▸ Rows
#####
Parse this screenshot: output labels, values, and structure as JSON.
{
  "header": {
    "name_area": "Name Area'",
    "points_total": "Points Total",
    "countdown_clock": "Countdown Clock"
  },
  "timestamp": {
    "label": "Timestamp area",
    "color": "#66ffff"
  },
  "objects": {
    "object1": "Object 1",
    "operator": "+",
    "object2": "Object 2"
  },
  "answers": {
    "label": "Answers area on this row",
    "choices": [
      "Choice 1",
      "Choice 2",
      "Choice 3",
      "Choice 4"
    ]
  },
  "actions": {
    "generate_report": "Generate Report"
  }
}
#####
▸ Your objective
Write out the records shown above, exactly as they appear.

▸ The response
Parse this screenshot: output labels, values, and structure as JSON.
{
  "header": {
    "name_area": "Name Area'",
    "points_total": "Points Total",
    "countdown_clock": "Countdown Clock"
  },
  "timestamp": {
    "label": "Timestamp area",
    "color": "#66ffff"
  },
  "objects": {
    "object1": "Object 1",
    "operator": "+",
    "object2": "Object 2"
  },
  "answers": {
    "label": "Answers area on this row",
    "choices": [
      "Choice 1",
      "Choice 2",
      "Choice 3",
      "Choice 4"
    ]
  },
  "actions": {
    "generate_report": "Generate Report"
  }
}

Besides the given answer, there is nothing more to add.